[TESTO SELEZIONATO]:

....................

Nella retorica di Salvini – ecco il reale contenuto politico della Lega oggi – sembra possibile immaginare un’Europa che non ricatti i lavoratori usando l’arma del debito pubblico, un’Europa rispettosa dell’interesse nazionale italiano, magari a discapito di qualche privilegio oggi accordato ai tedeschi. L’ennesima utopia letale per i lavoratori, oltre che per il blocco sociale storico della Lega, che Salvini sta sacrificando sull’altare della piena compatibilità con l’Unione Europea.
Chi prova a difendere l’Italia dalla riforma del MES senza mettere in discussione il progetto di integrazione europea nel suo complesso ha già deciso da che parte stare, condannando la piccola borghesia alla proletarizzazione ed i lavoratori alla povertà e alla precarietà.
C’è dunque solo un’opposizione valida alla minacciosa riforma del MES: è la critica radicale che mira a rompere l’intero meccanismo disciplinante incarnato dall’Unione Europea.

lunedì 25 novembre 2019

Mes, il fondo salva-banche tedesche

E’ il problema politico centrale, di dimensioni incommensurabilmente più grandi di quelli che la nostra “classe politica” è in grado di concepire (e stendiamo un velo pietoso sulla sedicente “sinistra radicale”…). Più passano i giorni, più la natura del Meccanismo europeo di stabilità si precisa come come “argine” a difesa di interessi nazionali e di classe molto precisi.
Niente a che vedere, insomma, con la pretesa di stabilire “regole uguali per tutti”. A punto che, come abbiano segnalato nei giorni scorsi, anche “europeisti” senza se e senza ma sono stati costretti a spiegare che il “nuovo Mes” è una trappola per alcuni paesi e una ciambella di salvataggio per altri. In dettaglio: va bene per Germania, Francia, Olanda, Finlandia e pochi altri, è una ghigliottina per l’Italia e gli altri Piigs (ma non solo per loro).
Ogni ora che passa c’è un altro “europeista” storico che se ne accorge. Tra gli altri, e questa è veramente una “sorpresa”, arriva persino Repubblica, che affida la sua critica ad Alessandro Penati (un “esterno”, per delimitare in qualche modo la portata della propria “conversione” in itinere).
Il meccanismo è complesso, sul piano regolamentare, ma per di più è comprensibile nella sua “strategia” soltanto se si riesce a tener presente le normali dinamiche “di mercato”. Le quali essendo presupposte come “naturali” non entrano mai nella definizione delle “regole” dei rapporti tra Stati. Ma esistono eccome; anzi, sono determinanti.
Per chiarire il funzionamento del “nuovo Mes” proponiamo ancora una volta i passaggi più rilevanti dell’analisi di Guido Salerno Aletta, apparsa sabato su Milano Finanza – testata specializzata in misfatti finanziari ed economici, nel prezioso formato settimanale  – che illustra in modo decisamente chiaro come queste “regole” siano state pensate ad un’unica scopo: combattere la guerra finanziaria attualmente in corso a livello globale.

....................

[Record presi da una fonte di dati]

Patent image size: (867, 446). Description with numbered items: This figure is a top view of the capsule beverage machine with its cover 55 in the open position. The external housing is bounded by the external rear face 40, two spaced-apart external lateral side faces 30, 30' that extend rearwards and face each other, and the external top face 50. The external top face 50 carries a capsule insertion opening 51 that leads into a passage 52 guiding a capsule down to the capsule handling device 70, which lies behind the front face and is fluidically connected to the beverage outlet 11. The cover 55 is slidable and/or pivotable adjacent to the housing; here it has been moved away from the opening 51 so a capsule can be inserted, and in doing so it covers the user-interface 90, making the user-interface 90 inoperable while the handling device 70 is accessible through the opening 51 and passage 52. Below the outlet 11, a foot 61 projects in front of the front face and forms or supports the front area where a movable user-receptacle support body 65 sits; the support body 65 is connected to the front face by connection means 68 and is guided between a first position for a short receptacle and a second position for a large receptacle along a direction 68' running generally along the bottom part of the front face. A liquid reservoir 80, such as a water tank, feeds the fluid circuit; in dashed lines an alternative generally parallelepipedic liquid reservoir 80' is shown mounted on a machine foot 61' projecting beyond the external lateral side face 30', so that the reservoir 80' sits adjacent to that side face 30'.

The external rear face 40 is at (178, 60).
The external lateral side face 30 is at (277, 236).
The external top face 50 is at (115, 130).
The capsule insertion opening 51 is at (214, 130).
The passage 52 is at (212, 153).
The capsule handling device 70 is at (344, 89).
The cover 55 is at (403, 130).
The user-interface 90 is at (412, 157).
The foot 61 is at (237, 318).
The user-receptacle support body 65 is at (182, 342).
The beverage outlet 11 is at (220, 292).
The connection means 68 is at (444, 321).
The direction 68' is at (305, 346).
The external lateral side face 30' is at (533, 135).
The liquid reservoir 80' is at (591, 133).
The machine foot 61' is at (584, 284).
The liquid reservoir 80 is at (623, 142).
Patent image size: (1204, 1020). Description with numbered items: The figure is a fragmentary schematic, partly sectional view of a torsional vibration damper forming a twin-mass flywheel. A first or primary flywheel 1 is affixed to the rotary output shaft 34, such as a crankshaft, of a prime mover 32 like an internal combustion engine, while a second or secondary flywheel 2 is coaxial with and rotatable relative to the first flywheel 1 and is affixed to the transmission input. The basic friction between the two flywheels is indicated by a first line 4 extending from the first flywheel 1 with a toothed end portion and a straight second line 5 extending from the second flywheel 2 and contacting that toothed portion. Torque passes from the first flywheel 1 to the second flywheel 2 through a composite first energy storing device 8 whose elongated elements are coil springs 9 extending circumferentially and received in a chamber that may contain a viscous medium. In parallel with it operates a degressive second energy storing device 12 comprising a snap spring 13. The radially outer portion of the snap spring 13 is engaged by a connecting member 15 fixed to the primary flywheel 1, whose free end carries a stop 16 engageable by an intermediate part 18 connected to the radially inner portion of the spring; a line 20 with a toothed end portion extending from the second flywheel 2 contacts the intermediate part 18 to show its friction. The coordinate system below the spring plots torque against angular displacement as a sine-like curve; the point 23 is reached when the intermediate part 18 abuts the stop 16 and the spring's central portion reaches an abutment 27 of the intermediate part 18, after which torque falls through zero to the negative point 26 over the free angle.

....................

[COMPITI DELL'ESERCIZIO]:
1. Nel brano sul Mes, su quale testata è uscita l'analisi di Guido Salerno Aletta?
2. Nei record, dalla prima riga fino alla riga con "The user-receptacle support" compresa, sostituisci "top view" con "front view" e riscrivi solo quelle righe, lasciando tutto il resto invariato.

[RISPOSTE PUNTO PER PUNTO]:
1. Su Milano Finanza.

2.
Patent image size: (867, 446). Description with numbered items: This figure is a front view of the capsule beverage machine with its cover 55 in the open position. The external housing is bounded by the external rear face 40, two spaced-apart external lateral side faces 30, 30' that extend rearwards and face each other, and the external top face 50. The external top face 50 carries a capsule insertion opening 51 that leads into a passage 52 guiding a capsule down to the capsule handling device 70, which lies behind the front face and is fluidically connected to the beverage outlet 11. The cover 55 is slidable and/or pivotable adjacent to the housing; here it has been moved away from the opening 51 so a capsule can be inserted, and in doing so it covers the user-interface 90, making the user-interface 90 inoperable while the handling device 70 is accessible through the opening 51 and passage 52. Below the outlet 11, a foot 61 projects in front of the front face and forms or supports the front area where a movable user-receptacle support body 65 sits; the support body 65 is connected to the front face by connection means 68 and is guided between a first position for a short receptacle and a second position for a large receptacle along a direction 68' running generally along the bottom part of the front face. A liquid reservoir 80, such as a water tank, feeds the fluid circuit; in dashed lines an alternative generally parallelepipedic liquid reservoir 80' is shown mounted on a machine foot 61' projecting beyond the external lateral side face 30', so that the reservoir 80' sits adjacent to that side face 30'.

The external rear face 40 is at (178, 60).
The external lateral side face 30 is at (277, 236).
The external top face 50 is at (115, 130).
The capsule insertion opening 51 is at (214, 130).
The passage 52 is at (212, 153).
The capsule handling device 70 is at (344, 89).
The cover 55 is at (403, 130).
The user-interface 90 is at (412, 157).
The foot 61 is at (237, 318).
The user-receptacle support body 65 is at (182, 342).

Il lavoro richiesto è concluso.